--- begin Information given ---

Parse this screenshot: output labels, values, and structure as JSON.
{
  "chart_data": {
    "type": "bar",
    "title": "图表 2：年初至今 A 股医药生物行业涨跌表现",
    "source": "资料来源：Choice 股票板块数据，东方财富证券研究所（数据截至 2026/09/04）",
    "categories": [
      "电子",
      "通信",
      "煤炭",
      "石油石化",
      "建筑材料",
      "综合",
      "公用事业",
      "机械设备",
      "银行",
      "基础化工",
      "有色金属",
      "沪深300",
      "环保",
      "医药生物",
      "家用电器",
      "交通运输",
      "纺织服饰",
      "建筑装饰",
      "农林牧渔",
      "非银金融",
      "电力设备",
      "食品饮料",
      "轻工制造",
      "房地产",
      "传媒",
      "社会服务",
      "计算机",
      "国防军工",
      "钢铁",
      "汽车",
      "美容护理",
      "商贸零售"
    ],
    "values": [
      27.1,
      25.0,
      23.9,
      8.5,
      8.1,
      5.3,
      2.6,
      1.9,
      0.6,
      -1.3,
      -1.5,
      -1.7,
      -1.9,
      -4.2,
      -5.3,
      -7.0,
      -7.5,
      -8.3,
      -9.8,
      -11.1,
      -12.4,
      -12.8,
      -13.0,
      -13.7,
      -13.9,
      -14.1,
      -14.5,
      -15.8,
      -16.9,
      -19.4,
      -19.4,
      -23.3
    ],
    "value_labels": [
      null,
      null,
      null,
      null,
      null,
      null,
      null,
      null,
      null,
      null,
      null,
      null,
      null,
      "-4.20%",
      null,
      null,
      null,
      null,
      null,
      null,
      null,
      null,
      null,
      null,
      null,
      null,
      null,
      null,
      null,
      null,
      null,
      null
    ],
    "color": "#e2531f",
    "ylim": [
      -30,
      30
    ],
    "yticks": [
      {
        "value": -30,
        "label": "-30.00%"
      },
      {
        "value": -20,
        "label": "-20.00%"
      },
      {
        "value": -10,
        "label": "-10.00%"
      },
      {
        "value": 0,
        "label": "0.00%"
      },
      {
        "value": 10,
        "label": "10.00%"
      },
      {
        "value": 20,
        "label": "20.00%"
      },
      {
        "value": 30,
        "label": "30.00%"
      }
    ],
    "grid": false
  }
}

--- end Information given ---

Exercise details → Type the material above out again, exactly.

Solution to this task →
Parse this screenshot: output labels, values, and structure as JSON.
{
  "chart_data": {
    "type": "bar",
    "title": "图表 2：年初至今 A 股医药生物行业涨跌表现",
    "source": "资料来源：Choice 股票板块数据，东方财富证券研究所（数据截至 2026/09/04）",
    "categories": [
      "电子",
      "通信",
      "煤炭",
      "石油石化",
      "建筑材料",
      "综合",
      "公用事业",
      "机械设备",
      "银行",
      "基础化工",
      "有色金属",
      "沪深300",
      "环保",
      "医药生物",
      "家用电器",
      "交通运输",
      "纺织服饰",
      "建筑装饰",
      "农林牧渔",
      "非银金融",
      "电力设备",
      "食品饮料",
      "轻工制造",
      "房地产",
      "传媒",
      "社会服务",
      "计算机",
      "国防军工",
      "钢铁",
      "汽车",
      "美容护理",
      "商贸零售"
    ],
    "values": [
      27.1,
      25.0,
      23.9,
      8.5,
      8.1,
      5.3,
      2.6,
      1.9,
      0.6,
      -1.3,
      -1.5,
      -1.7,
      -1.9,
      -4.2,
      -5.3,
      -7.0,
      -7.5,
      -8.3,
      -9.8,
      -11.1,
      -12.4,
      -12.8,
      -13.0,
      -13.7,
      -13.9,
      -14.1,
      -14.5,
      -15.8,
      -16.9,
      -19.4,
      -19.4,
      -23.3
    ],
    "value_labels": [
      null,
      null,
      null,
      null,
      null,
      null,
      null,
      null,
      null,
      null,
      null,
      null,
      null,
      "-4.20%",
      null,
      null,
      null,
      null,
      null,
      null,
      null,
      null,
      null,
      null,
      null,
      null,
      null,
      null,
      null,
      null,
      null,
      null
    ],
    "color": "#e2531f",
    "ylim": [
      -30,
      30
    ],
    "yticks": [
      {
        "value": -30,
        "label": "-30.00%"
      },
      {
        "value": -20,
        "label": "-20.00%"
      },
      {
        "value": -10,
        "label": "-10.00%"
      },
      {
        "value": 0,
        "label": "0.00%"
      },
      {
        "value": 10,
        "label": "10.00%"
      },
      {
        "value": 20,
        "label": "20.00%"
      },
      {
        "value": 30,
        "label": "30.00%"
      }
    ],
    "grid": false
  }
}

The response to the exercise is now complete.